_TEXT SHOWN_.
____

18 Sep 2020 / 14:50 H.

KUALA LUMPUR: A contractor failed in its bid to obtain an interim injunction to restrain and prevent the Government from cancelling or terminating its contract for the Klang Valley Double Tracking Phase 2 (KVDT2) project, pending disposal of its main lawsuit.

This was after High Court judge (Construction Division) Datuk Aliza Sulaiman dismissed the application filed by Dhaya Maju LTAT Sdn Bhd, pending disposal of its suit against the Government and Transport Minister Datuk Seri Dr Wee Ka Siong, as the first and second defendant respectively.

In dismissing the application, Justice Aliza said the court is bound by the Federal Court’s previous decision which ruled that no injunction can be made against the government and public officials (from performing its public duties).

“I incline to follow the decision (of Federal Court) by not allowing the interim injunction against the Government and public official and therefore, this application is dismissed with costs of RM10,000,” she said.

Lawyer Tan Sri Cecil Abraham representing Dhaya Maju LTAT then informed the court that the company will file an appeal against the decision to the Court of Appeal.

The project came under fire after the Finance Minister Tengku Datuk Zafrul Abdul Aziz released the list of 101 projects awarded via direct negotiations worth RM6.61 billion during the Pakatan Harapan (PH) administration.

This includes the KVDT2 project awarded to Dhaya Maju LTAT worth RM4.475 billion.

____

_STORED DATA_.
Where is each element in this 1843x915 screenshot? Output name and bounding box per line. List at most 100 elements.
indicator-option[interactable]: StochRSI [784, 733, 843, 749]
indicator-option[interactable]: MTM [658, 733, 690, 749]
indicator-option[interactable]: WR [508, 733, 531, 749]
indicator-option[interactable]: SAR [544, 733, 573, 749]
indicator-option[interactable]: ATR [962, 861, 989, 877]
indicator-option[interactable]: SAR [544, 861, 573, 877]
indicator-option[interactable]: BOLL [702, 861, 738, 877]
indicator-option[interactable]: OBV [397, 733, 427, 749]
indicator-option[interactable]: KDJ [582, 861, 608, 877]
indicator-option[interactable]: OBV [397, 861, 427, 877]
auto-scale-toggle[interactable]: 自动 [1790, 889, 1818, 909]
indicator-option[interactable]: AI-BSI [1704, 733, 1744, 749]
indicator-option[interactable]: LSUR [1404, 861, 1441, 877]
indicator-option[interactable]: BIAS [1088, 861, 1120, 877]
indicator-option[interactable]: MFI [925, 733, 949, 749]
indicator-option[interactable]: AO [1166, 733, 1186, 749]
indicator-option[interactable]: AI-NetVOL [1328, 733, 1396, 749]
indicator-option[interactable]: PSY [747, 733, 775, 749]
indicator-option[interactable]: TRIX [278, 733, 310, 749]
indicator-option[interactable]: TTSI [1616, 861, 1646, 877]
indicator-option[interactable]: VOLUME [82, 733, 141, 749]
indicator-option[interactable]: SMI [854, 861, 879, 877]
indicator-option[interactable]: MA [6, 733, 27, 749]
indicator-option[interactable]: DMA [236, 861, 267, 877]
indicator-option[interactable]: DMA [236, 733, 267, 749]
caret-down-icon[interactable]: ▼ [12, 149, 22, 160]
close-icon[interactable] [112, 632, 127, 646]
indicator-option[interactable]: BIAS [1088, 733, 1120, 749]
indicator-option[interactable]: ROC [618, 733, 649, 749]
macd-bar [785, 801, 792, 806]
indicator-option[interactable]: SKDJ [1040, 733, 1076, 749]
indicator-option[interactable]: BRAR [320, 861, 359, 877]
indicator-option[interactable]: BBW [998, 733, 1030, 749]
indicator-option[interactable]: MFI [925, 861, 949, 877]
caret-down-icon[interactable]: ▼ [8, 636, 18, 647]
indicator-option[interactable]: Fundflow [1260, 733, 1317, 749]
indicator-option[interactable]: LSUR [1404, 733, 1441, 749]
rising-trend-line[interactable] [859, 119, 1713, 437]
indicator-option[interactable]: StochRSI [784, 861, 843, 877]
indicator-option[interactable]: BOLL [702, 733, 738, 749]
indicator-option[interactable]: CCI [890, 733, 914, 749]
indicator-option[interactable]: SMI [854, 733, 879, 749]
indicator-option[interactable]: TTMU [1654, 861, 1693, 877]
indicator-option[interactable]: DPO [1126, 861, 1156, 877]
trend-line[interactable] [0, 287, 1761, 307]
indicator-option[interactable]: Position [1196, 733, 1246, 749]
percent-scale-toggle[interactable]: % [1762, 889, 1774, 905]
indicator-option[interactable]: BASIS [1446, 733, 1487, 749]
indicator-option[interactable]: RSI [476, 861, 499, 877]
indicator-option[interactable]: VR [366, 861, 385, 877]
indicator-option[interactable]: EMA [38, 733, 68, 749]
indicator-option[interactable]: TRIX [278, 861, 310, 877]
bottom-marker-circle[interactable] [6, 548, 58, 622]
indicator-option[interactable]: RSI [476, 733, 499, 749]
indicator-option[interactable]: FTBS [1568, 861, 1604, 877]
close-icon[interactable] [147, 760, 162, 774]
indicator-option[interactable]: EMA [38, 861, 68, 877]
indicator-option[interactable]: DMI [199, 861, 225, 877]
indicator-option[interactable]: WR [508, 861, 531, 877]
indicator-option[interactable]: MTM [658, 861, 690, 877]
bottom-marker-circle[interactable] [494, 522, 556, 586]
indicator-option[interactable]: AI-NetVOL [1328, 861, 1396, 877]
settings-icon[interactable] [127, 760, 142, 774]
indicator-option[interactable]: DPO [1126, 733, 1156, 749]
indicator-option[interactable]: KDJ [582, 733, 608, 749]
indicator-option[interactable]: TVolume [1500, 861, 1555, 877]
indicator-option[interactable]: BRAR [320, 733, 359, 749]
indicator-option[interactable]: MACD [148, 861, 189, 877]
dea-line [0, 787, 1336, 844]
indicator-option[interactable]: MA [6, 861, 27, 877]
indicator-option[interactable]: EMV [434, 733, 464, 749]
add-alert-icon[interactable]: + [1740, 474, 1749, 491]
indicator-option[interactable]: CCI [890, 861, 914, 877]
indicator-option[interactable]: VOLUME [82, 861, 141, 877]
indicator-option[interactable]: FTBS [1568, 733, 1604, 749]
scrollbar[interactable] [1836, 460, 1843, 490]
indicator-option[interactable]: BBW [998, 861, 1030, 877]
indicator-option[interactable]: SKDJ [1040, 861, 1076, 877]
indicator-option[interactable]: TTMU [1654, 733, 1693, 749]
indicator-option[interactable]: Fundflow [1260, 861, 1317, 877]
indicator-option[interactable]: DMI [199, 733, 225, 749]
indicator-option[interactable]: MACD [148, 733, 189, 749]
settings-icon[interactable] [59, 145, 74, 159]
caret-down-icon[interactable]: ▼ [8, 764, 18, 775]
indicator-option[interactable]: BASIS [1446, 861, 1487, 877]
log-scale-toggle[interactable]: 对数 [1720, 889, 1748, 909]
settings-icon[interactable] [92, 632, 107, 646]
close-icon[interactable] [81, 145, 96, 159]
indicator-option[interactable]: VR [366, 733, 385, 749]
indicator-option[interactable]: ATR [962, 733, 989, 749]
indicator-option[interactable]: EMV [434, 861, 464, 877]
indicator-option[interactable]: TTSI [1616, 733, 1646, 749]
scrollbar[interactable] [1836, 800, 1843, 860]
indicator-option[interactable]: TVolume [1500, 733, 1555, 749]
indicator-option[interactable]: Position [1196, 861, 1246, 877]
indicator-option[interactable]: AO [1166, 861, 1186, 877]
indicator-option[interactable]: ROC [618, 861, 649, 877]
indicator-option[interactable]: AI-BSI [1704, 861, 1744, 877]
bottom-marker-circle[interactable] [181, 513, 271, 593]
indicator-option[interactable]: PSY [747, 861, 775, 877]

____

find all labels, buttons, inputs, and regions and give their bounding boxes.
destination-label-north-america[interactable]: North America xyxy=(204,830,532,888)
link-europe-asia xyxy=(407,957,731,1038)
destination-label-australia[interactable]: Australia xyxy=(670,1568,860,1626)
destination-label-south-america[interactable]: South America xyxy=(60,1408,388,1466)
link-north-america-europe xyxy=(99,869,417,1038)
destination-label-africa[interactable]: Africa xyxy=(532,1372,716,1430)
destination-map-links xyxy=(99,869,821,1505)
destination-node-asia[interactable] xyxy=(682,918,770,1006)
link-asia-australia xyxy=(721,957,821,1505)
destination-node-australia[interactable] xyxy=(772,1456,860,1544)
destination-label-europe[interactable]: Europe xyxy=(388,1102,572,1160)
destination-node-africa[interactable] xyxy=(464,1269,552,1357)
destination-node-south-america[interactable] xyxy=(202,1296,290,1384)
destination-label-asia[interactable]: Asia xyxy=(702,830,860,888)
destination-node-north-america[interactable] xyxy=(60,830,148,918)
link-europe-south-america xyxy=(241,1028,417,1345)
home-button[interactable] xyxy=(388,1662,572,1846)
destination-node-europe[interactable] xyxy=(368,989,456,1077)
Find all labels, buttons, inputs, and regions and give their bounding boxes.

____

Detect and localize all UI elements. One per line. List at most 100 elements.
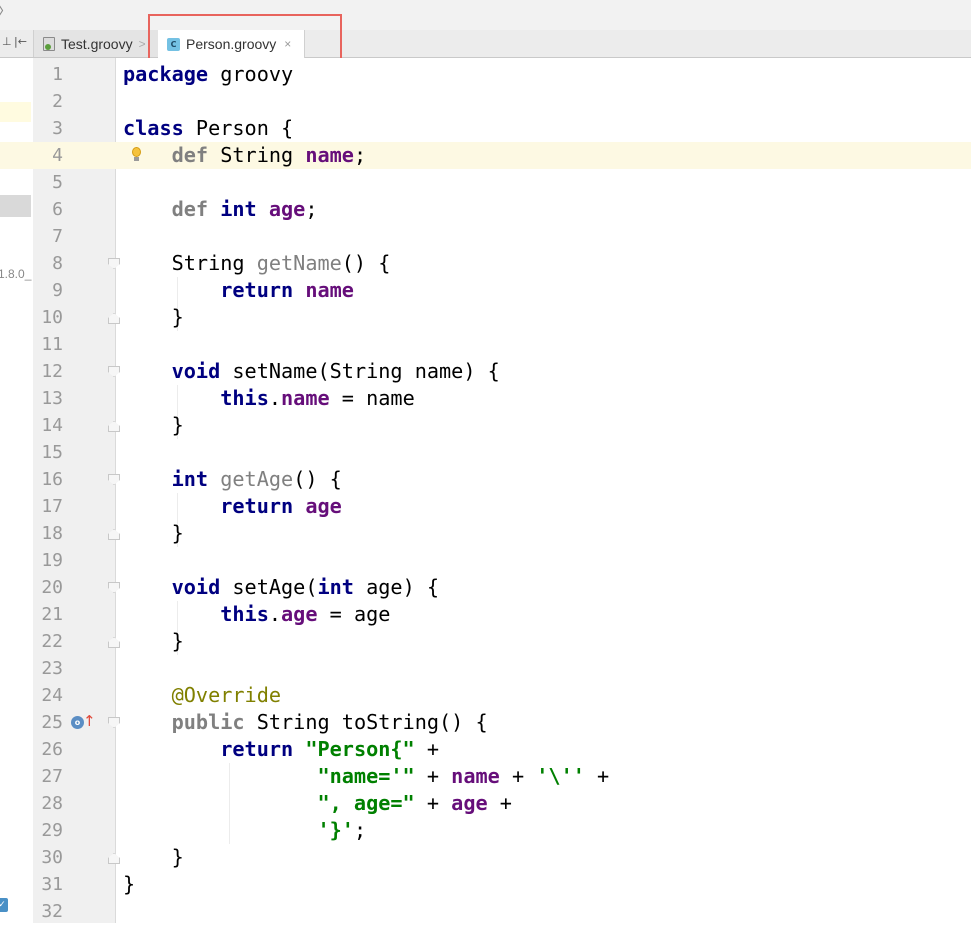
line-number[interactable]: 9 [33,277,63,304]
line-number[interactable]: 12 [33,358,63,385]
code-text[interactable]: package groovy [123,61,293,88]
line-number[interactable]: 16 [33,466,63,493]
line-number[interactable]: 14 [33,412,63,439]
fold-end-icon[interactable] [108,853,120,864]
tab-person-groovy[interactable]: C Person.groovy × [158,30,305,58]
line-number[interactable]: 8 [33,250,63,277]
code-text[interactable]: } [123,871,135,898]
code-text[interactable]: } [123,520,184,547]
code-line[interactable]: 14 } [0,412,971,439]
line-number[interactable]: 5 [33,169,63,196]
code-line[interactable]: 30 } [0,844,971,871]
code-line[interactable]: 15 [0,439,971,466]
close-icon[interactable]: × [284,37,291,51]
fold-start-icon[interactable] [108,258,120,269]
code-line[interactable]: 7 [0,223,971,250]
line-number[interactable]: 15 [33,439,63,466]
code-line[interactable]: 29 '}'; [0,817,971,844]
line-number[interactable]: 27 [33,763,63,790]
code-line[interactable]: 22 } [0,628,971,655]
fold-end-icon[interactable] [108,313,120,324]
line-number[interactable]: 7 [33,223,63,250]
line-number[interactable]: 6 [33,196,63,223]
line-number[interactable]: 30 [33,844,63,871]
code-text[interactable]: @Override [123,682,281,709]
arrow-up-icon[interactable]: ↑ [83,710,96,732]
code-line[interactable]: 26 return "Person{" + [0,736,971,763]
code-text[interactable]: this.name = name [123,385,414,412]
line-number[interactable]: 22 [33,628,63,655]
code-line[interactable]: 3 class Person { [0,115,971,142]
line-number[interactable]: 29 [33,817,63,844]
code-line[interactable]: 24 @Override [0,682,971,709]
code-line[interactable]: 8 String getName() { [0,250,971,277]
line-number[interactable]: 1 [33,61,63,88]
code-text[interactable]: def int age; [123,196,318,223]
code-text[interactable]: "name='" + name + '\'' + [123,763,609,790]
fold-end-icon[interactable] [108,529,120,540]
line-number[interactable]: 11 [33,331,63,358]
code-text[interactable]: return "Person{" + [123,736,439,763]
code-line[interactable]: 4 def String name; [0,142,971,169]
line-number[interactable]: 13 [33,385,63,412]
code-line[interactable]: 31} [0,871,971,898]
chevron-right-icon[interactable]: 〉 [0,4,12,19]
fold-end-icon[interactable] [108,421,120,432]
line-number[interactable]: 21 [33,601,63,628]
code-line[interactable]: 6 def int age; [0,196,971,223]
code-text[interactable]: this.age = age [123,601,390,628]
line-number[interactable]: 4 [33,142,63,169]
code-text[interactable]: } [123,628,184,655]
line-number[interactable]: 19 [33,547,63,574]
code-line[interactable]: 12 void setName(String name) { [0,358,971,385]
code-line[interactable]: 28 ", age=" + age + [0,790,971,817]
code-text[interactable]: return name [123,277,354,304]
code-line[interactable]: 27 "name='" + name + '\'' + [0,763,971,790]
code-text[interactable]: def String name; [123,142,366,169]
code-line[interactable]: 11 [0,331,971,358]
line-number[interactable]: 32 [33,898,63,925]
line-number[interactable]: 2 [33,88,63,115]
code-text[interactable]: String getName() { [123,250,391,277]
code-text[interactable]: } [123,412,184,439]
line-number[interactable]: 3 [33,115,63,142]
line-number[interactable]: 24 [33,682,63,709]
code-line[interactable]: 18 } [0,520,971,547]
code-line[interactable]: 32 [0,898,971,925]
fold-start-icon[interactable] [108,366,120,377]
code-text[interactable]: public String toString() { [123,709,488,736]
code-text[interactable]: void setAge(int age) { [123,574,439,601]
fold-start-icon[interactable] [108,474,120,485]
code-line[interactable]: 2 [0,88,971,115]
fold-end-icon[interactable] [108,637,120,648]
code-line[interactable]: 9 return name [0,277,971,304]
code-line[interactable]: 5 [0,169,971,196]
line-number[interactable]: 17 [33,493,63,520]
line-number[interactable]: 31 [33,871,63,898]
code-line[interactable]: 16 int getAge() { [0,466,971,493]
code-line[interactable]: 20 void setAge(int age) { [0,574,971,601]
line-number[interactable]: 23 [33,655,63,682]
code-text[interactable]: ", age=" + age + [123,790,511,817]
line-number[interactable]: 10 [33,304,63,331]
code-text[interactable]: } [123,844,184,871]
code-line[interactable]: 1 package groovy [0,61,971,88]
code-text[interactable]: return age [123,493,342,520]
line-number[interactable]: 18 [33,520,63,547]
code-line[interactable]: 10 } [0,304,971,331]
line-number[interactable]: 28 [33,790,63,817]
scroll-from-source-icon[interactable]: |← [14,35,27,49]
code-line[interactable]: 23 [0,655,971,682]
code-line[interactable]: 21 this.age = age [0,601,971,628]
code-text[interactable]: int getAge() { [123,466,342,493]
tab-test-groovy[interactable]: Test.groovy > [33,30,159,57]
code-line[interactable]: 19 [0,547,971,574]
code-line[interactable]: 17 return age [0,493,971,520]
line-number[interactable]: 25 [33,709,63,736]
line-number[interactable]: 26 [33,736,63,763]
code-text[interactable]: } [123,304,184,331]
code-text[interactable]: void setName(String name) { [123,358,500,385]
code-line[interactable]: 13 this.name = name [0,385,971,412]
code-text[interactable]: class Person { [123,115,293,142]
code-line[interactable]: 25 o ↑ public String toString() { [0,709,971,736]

____

_STATED PROBLEM 1_. Can you return the part of the injunction article starting with "In dismissing the" and going on through "Harapan (PH) administration.", word for word?
_STATED PROBLEM 2_. Could you resume the article on the KVDT2 injunction ruling from the point where it stops?
The records were drawn from a separate source.

_WRITTEN REPLY 1_.
In dismissing the application, Justice Aliza said the court is bound by the Federal Court’s previous decision which ruled that no injunction can be made against the government and public officials (from performing its public duties).

“I incline to follow the decision (of Federal Court) by not allowing the interim injunction against the Government and public official and therefore, this application is dismissed with costs of RM10,000,” she said.

Lawyer Tan Sri Cecil Abraham representing Dhaya Maju LTAT then informed the court that the company will file an appeal against the decision to the Court of Appeal.

The project came under fire after the Finance Minister Tengku Datuk Zafrul Abdul Aziz released the list of 101 projects awarded via direct negotiations worth RM6.61 billion during the Pakatan Harapan (PH) administration.

_WRITTEN REPLY 2_.
On Aug 28, Wee in a statement said that the ministry will reopen the tender for the KVDT2 project after taking into consideration the results of extensive study and investigation which found that the cost of the said project under Dhaya Maju-LTAT was overpriced during the PH administration.

Earlier, Abraham submitted that the press statement by Wee gave an impression that the contract is going to be terminated.

“We are not restraining the government and minister in performing their public duties, this case today purely contractual in nature as we intended to maintain the status quo,” he said.

Senior federal counsel (SFC) Habibah Haron countered that the project involved billions of ringgit and it could not be decided through a press statement.

SFC Asliza Ali added that any cancellation of a project must be followed by a formal notice of termination.

“In our case, there is no formal notice of termination, for them (the plaintiff) to proceed with this civil action is premature,” she said adding that the government must perform its public duty concerning the KVDT2 project as it (the project) has the element of public interest.

The court then fixed Oct 19 for case management.

According to the suit filed on Sept 7, Dhaya Maju LTAT among others, is seeking a declaration that there exists a valid and binding contract between the company and the Government by way of a Letter of Acceptance dated Aug 19, 2019.

The plaintiff is also seeking a declaration that any termination or cancellation of the contract by the defendants will be invalid, unlawful and wrongful, besides, an injunction against both defendants to restrain and prevent them from acting or taking any steps in connection with any cancellation or termination of the contract.

Dhaya Maju LTAT among others, seeks the outstanding sum of RM137,054,534.21 from the Government and interest of five percent per annum on the outstanding sum until the date of judgment and final settlement.

The company also seeks damages to be assessed for Wee’s liability, interests, costs and other relief that the court deems fit and proper to grant.

In its statement of claim, the plaintiff, an 80:20 joint-venture company between Dhaya Maju Infrastructure (Asia) Sdn Bhd and Lembaga Tabung Angkatan Tentera (LTAT) incorporated on June 5, 2017, under the Companies Act 2016, was awarded the KVDT2 project by way of a Letter of Acceptance dated April 4, 2018, with the original contract valued at the sum of RM5.58 billion.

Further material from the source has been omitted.